The task | Reproduce the data word for word, from its first line up to and including the line containing "side-panel-icon[interactable]: ◨: [1142, 46, 1166, 70]".

Data entries |
====

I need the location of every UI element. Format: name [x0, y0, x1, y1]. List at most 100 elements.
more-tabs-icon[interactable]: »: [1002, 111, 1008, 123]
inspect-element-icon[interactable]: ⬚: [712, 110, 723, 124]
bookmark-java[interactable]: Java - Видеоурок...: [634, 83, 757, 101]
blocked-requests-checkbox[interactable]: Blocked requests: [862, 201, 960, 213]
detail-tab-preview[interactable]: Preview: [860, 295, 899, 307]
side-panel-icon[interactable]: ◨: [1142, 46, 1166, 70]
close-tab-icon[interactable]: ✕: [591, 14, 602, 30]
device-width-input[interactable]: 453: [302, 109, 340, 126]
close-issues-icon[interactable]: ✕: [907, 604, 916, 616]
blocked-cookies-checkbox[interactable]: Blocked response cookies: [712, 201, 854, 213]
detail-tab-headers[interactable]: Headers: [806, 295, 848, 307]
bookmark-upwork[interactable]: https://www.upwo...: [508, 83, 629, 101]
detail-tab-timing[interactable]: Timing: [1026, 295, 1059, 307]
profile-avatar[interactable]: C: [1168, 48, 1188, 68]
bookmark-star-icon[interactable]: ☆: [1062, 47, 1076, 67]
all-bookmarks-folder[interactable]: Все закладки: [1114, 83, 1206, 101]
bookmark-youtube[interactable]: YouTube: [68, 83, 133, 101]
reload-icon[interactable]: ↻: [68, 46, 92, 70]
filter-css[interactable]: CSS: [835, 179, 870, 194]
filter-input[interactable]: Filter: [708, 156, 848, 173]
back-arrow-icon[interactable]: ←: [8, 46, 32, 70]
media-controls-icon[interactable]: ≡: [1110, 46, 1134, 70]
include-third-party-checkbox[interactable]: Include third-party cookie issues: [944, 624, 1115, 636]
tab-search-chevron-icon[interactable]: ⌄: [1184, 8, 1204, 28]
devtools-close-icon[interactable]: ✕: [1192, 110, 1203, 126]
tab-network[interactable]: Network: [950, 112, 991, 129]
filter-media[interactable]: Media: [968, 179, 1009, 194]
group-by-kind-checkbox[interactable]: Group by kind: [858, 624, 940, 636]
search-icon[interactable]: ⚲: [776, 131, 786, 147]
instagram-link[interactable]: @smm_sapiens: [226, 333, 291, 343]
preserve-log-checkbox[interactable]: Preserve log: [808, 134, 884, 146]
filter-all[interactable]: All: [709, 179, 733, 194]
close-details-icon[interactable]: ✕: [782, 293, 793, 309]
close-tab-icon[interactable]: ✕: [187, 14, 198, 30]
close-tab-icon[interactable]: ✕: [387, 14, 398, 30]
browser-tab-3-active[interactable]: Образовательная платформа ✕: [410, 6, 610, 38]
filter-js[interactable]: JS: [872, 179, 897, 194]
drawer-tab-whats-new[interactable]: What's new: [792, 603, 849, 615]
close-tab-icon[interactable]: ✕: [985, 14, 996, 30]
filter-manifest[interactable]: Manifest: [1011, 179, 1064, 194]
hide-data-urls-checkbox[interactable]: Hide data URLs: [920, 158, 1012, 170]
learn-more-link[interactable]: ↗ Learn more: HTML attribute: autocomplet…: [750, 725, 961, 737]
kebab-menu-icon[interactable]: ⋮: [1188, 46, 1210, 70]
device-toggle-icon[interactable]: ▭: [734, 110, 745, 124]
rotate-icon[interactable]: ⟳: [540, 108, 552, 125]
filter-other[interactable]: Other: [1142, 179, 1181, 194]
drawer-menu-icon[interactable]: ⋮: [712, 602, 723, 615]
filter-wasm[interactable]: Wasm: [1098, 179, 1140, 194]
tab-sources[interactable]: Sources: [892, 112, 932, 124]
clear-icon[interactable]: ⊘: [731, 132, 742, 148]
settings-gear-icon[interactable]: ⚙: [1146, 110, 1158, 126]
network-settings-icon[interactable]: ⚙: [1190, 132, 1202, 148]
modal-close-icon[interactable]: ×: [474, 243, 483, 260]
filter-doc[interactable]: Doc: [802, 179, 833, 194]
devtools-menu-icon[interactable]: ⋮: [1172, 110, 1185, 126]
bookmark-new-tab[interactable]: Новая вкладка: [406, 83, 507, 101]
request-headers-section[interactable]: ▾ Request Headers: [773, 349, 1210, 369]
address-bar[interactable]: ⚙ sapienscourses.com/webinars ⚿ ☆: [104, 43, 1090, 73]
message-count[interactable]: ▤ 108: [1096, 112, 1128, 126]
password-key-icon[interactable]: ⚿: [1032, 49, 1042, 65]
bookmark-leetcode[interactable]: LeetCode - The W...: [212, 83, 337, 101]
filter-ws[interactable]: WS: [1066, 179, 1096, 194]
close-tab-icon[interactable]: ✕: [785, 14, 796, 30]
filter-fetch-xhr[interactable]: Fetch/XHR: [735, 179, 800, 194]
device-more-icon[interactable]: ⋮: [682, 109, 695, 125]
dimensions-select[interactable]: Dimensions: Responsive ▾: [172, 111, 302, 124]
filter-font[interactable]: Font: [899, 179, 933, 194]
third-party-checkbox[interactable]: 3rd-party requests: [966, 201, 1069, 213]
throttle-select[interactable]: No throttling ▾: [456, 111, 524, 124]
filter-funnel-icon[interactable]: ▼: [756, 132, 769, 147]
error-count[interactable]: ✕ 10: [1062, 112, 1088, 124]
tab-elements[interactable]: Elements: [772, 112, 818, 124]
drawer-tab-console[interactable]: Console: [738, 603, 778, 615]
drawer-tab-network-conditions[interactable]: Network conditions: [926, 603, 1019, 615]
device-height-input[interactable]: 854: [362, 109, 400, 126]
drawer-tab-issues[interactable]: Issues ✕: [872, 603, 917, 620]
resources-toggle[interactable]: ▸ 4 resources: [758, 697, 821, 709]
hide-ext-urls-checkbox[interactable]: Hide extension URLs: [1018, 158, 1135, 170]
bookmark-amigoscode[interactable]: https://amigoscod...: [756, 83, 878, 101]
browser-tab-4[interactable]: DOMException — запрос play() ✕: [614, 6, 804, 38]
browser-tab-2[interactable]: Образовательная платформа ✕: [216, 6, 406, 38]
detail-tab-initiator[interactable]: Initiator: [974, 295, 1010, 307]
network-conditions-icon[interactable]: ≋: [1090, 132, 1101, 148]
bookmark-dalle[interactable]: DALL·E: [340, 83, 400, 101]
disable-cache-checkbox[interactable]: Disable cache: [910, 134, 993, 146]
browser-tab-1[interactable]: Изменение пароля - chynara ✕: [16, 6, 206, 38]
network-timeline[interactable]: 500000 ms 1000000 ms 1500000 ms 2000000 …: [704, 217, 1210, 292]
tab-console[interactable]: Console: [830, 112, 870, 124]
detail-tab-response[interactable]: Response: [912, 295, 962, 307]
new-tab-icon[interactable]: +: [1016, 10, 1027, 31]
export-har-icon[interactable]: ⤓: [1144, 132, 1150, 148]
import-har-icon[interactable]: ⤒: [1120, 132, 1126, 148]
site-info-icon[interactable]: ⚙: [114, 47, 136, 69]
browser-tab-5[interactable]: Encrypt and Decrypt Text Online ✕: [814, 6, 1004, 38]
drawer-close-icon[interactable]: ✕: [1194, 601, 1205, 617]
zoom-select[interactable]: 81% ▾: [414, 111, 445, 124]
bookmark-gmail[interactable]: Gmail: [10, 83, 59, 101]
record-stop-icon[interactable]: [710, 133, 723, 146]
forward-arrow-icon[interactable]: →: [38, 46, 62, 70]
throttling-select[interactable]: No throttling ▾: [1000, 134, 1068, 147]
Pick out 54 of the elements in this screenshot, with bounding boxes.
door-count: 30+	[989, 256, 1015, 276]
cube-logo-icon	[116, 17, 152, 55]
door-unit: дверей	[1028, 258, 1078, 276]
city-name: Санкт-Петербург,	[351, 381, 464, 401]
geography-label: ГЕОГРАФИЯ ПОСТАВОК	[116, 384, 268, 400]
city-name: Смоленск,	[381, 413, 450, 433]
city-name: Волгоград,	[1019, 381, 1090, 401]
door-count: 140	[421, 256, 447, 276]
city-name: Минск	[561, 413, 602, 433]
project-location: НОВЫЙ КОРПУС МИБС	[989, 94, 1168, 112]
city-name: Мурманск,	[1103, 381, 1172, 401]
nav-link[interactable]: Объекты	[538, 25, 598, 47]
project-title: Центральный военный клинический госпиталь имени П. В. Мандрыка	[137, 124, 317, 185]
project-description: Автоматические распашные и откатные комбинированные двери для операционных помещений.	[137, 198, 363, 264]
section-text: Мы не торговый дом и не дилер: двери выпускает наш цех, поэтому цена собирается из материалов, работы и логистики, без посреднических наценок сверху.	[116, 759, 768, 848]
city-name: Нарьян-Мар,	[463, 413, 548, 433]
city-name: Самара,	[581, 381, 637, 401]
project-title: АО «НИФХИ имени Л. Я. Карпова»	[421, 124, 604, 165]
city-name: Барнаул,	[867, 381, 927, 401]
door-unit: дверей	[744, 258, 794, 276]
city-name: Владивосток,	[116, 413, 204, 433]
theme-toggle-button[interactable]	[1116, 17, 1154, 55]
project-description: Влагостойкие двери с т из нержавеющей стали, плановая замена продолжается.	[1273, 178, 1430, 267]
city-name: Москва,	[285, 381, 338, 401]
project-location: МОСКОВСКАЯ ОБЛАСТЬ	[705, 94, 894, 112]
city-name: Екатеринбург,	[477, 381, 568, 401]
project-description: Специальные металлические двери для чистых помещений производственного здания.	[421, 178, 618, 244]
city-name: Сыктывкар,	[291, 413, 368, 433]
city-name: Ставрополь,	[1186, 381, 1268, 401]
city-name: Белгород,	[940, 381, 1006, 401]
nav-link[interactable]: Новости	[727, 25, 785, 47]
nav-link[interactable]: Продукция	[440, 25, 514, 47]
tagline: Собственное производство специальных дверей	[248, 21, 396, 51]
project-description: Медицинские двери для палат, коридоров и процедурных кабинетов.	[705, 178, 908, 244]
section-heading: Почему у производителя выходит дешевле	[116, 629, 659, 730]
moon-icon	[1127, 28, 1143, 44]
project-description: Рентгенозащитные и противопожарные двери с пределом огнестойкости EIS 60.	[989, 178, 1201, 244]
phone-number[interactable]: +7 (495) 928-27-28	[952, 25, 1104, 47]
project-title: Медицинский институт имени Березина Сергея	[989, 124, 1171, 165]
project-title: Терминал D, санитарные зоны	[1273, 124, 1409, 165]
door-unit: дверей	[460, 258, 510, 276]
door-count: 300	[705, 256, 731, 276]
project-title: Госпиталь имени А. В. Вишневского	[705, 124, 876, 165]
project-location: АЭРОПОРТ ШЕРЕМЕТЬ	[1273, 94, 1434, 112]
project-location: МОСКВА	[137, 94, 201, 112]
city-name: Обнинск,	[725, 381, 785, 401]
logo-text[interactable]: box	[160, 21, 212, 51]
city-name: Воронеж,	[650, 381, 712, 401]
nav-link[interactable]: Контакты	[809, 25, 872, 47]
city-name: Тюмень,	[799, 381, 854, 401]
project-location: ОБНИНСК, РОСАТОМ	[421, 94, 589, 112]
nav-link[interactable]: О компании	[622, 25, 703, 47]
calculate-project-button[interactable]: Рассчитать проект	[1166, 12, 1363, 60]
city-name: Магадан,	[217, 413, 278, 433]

====

Completed task |
I need the location of every UI element. Format: name [x0, y0, x1, y1]. List at most 100 elements.
more-tabs-icon[interactable]: »: [1002, 111, 1008, 123]
inspect-element-icon[interactable]: ⬚: [712, 110, 723, 124]
bookmark-java[interactable]: Java - Видеоурок...: [634, 83, 757, 101]
blocked-requests-checkbox[interactable]: Blocked requests: [862, 201, 960, 213]
detail-tab-preview[interactable]: Preview: [860, 295, 899, 307]
side-panel-icon[interactable]: ◨: [1142, 46, 1166, 70]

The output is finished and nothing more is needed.